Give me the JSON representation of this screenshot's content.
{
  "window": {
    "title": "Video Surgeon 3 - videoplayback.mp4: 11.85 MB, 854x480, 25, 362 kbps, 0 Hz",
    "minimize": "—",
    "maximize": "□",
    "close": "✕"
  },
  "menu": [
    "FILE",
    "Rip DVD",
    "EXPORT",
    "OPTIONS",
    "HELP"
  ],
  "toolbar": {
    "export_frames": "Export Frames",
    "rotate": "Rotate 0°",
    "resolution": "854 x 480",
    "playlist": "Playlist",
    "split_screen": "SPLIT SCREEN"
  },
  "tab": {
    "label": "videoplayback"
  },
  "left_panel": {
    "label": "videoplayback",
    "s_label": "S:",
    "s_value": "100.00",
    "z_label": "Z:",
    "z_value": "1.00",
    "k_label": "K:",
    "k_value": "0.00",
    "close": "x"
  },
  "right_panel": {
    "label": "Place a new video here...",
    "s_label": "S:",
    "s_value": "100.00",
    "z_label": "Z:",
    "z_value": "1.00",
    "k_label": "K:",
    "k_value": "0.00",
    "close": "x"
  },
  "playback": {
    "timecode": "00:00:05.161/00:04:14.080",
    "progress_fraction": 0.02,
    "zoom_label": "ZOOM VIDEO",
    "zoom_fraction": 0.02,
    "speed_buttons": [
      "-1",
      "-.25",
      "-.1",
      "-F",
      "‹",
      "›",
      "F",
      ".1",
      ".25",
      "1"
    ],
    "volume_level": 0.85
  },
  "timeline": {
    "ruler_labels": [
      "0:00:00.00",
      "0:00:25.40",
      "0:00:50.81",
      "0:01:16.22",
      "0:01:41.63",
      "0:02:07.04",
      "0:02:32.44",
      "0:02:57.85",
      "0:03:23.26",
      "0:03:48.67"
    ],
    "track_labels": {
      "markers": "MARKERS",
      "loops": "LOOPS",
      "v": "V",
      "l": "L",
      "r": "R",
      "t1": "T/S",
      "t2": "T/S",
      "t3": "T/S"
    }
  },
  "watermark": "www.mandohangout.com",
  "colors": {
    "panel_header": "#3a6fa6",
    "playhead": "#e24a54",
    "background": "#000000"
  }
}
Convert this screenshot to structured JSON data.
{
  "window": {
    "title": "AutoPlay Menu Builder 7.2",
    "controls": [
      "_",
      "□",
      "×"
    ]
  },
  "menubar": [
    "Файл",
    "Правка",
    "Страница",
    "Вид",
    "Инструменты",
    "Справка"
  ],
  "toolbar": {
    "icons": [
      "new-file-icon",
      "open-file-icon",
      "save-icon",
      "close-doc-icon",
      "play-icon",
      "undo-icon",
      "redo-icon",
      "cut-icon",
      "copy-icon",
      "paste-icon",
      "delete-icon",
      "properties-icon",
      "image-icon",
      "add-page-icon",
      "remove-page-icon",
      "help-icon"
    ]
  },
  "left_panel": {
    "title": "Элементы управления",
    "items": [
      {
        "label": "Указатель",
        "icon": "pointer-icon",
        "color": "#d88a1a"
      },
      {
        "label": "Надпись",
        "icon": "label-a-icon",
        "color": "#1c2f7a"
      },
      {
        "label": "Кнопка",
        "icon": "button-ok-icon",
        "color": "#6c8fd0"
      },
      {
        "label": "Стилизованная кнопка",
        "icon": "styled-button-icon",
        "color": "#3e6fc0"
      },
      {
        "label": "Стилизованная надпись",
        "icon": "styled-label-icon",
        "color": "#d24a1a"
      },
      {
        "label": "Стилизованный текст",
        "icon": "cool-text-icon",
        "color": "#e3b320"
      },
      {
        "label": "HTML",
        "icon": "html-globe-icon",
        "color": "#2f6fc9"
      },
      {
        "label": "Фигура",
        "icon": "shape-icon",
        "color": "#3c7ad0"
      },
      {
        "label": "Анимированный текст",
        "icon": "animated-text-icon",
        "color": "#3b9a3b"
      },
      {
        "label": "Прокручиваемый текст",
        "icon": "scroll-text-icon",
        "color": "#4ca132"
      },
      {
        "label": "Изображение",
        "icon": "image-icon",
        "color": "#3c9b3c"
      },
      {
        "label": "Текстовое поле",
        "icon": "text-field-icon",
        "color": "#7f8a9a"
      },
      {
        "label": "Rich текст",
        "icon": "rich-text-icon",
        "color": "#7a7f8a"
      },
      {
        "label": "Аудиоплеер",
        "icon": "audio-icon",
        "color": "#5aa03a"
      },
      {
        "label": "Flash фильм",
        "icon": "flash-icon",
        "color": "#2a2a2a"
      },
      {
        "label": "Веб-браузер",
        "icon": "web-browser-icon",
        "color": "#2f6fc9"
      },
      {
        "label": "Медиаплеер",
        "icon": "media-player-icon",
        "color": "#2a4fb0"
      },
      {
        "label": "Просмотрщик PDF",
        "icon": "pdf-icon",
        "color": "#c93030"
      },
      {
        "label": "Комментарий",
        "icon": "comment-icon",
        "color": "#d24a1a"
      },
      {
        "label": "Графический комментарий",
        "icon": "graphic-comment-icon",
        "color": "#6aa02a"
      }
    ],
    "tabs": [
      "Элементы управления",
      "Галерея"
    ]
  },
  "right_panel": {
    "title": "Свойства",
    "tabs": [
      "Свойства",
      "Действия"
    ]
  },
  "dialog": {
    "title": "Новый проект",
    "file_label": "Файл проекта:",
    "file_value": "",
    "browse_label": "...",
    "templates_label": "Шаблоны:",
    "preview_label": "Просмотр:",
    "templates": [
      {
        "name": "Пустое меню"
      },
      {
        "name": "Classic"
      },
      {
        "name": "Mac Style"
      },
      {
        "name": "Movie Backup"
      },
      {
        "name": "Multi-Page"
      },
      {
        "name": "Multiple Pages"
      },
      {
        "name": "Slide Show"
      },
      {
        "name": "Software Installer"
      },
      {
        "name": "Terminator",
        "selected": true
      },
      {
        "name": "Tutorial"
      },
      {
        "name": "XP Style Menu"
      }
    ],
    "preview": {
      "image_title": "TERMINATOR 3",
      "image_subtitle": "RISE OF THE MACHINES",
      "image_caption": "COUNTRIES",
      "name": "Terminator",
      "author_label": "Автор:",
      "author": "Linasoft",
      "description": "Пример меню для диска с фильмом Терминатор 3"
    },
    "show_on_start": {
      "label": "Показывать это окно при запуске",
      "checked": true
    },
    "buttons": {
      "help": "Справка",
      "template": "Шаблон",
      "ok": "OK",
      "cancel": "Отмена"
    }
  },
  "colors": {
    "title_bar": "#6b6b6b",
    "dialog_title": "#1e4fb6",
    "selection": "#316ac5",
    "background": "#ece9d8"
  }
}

-*-*-

● **Problem details**: Extract every entry above as it appears.

● **Task solution**:
Give me the JSON representation of this screenshot's content.
{
  "window": {
    "title": "Video Surgeon 3 - videoplayback.mp4: 11.85 MB, 854x480, 25, 362 kbps, 0 Hz",
    "minimize": "—",
    "maximize": "□",
    "close": "✕"
  },
  "menu": [
    "FILE",
    "Rip DVD",
    "EXPORT",
    "OPTIONS",
    "HELP"
  ],
  "toolbar": {
    "export_frames": "Export Frames",
    "rotate": "Rotate 0°",
    "resolution": "854 x 480",
    "playlist": "Playlist",
    "split_screen": "SPLIT SCREEN"
  },
  "tab": {
    "label": "videoplayback"
  },
  "left_panel": {
    "label": "videoplayback",
    "s_label": "S:",
    "s_value": "100.00",
    "z_label": "Z:",
    "z_value": "1.00",
    "k_label": "K:",
    "k_value": "0.00",
    "close": "x"
  },
  "right_panel": {
    "label": "Place a new video here...",
    "s_label": "S:",
    "s_value": "100.00",
    "z_label": "Z:",
    "z_value": "1.00",
    "k_label": "K:",
    "k_value": "0.00",
    "close": "x"
  },
  "playback": {
    "timecode": "00:00:05.161/00:04:14.080",
    "progress_fraction": 0.02,
    "zoom_label": "ZOOM VIDEO",
    "zoom_fraction": 0.02,
    "speed_buttons": [
      "-1",
      "-.25",
      "-.1",
      "-F",
      "‹",
      "›",
      "F",
      ".1",
      ".25",
      "1"
    ],
    "volume_level": 0.85
  },
  "timeline": {
    "ruler_labels": [
      "0:00:00.00",
      "0:00:25.40",
      "0:00:50.81",
      "0:01:16.22",
      "0:01:41.63",
      "0:02:07.04",
      "0:02:32.44",
      "0:02:57.85",
      "0:03:23.26",
      "0:03:48.67"
    ],
    "track_labels": {
      "markers": "MARKERS",
      "loops": "LOOPS",
      "v": "V",
      "l": "L",
      "r": "R",
      "t1": "T/S",
      "t2": "T/S",
      "t3": "T/S"
    }
  },
  "watermark": "www.mandohangout.com",
  "colors": {
    "panel_header": "#3a6fa6",
    "playhead": "#e24a54",
    "background": "#000000"
  }
}
Convert this screenshot to structured JSON data.
{
  "window": {
    "title": "AutoPlay Menu Builder 7.2",
    "controls": [
      "_",
      "□",
      "×"
    ]
  },
  "menubar": [
    "Файл",
    "Правка",
    "Страница",
    "Вид",
    "Инструменты",
    "Справка"
  ],
  "toolbar": {
    "icons": [
      "new-file-icon",
      "open-file-icon",
      "save-icon",
      "close-doc-icon",
      "play-icon",
      "undo-icon",
      "redo-icon",
      "cut-icon",
      "copy-icon",
      "paste-icon",
      "delete-icon",
      "properties-icon",
      "image-icon",
      "add-page-icon",
      "remove-page-icon",
      "help-icon"
    ]
  },
  "left_panel": {
    "title": "Элементы управления",
    "items": [
      {
        "label": "Указатель",
        "icon": "pointer-icon",
        "color": "#d88a1a"
      },
      {
        "label": "Надпись",
        "icon": "label-a-icon",
        "color": "#1c2f7a"
      },
      {
        "label": "Кнопка",
        "icon": "button-ok-icon",
        "color": "#6c8fd0"
      },
      {
        "label": "Стилизованная кнопка",
        "icon": "styled-button-icon",
        "color": "#3e6fc0"
      },
      {
        "label": "Стилизованная надпись",
        "icon": "styled-label-icon",
        "color": "#d24a1a"
      },
      {
        "label": "Стилизованный текст",
        "icon": "cool-text-icon",
        "color": "#e3b320"
      },
      {
        "label": "HTML",
        "icon": "html-globe-icon",
        "color": "#2f6fc9"
      },
      {
        "label": "Фигура",
        "icon": "shape-icon",
        "color": "#3c7ad0"
      },
      {
        "label": "Анимированный текст",
        "icon": "animated-text-icon",
        "color": "#3b9a3b"
      },
      {
        "label": "Прокручиваемый текст",
        "icon": "scroll-text-icon",
        "color": "#4ca132"
      },
      {
        "label": "Изображение",
        "icon": "image-icon",
        "color": "#3c9b3c"
      },
      {
        "label": "Текстовое поле",
        "icon": "text-field-icon",
        "color": "#7f8a9a"
      },
      {
        "label": "Rich текст",
        "icon": "rich-text-icon",
        "color": "#7a7f8a"
      },
      {
        "label": "Аудиоплеер",
        "icon": "audio-icon",
        "color": "#5aa03a"
      },
      {
        "label": "Flash фильм",
        "icon": "flash-icon",
        "color": "#2a2a2a"
      },
      {
        "label": "Веб-браузер",
        "icon": "web-browser-icon",
        "color": "#2f6fc9"
      },
      {
        "label": "Медиаплеер",
        "icon": "media-player-icon",
        "color": "#2a4fb0"
      },
      {
        "label": "Просмотрщик PDF",
        "icon": "pdf-icon",
        "color": "#c93030"
      },
      {
        "label": "Комментарий",
        "icon": "comment-icon",
        "color": "#d24a1a"
      },
      {
        "label": "Графический комментарий",
        "icon": "graphic-comment-icon",
        "color": "#6aa02a"
      }
    ],
    "tabs": [
      "Элементы управления",
      "Галерея"
    ]
  },
  "right_panel": {
    "title": "Свойства",
    "tabs": [
      "Свойства",
      "Действия"
    ]
  },
  "dialog": {
    "title": "Новый проект",
    "file_label": "Файл проекта:",
    "file_value": "",
    "browse_label": "...",
    "templates_label": "Шаблоны:",
    "preview_label": "Просмотр:",
    "templates": [
      {
        "name": "Пустое меню"
      },
      {
        "name": "Classic"
      },
      {
        "name": "Mac Style"
      },
      {
        "name": "Movie Backup"
      },
      {
        "name": "Multi-Page"
      },
      {
        "name": "Multiple Pages"
      },
      {
        "name": "Slide Show"
      },
      {
        "name": "Software Installer"
      },
      {
        "name": "Terminator",
        "selected": true
      },
      {
        "name": "Tutorial"
      },
      {
        "name": "XP Style Menu"
      }
    ],
    "preview": {
      "image_title": "TERMINATOR 3",
      "image_subtitle": "RISE OF THE MACHINES",
      "image_caption": "COUNTRIES",
      "name": "Terminator",
      "author_label": "Автор:",
      "author": "Linasoft",
      "description": "Пример меню для диска с фильмом Терминатор 3"
    },
    "show_on_start": {
      "label": "Показывать это окно при запуске",
      "checked": true
    },
    "buttons": {
      "help": "Справка",
      "template": "Шаблон",
      "ok": "OK",
      "cancel": "Отмена"
    }
  },
  "colors": {
    "title_bar": "#6b6b6b",
    "dialog_title": "#1e4fb6",
    "selection": "#316ac5",
    "background": "#ece9d8"
  }
}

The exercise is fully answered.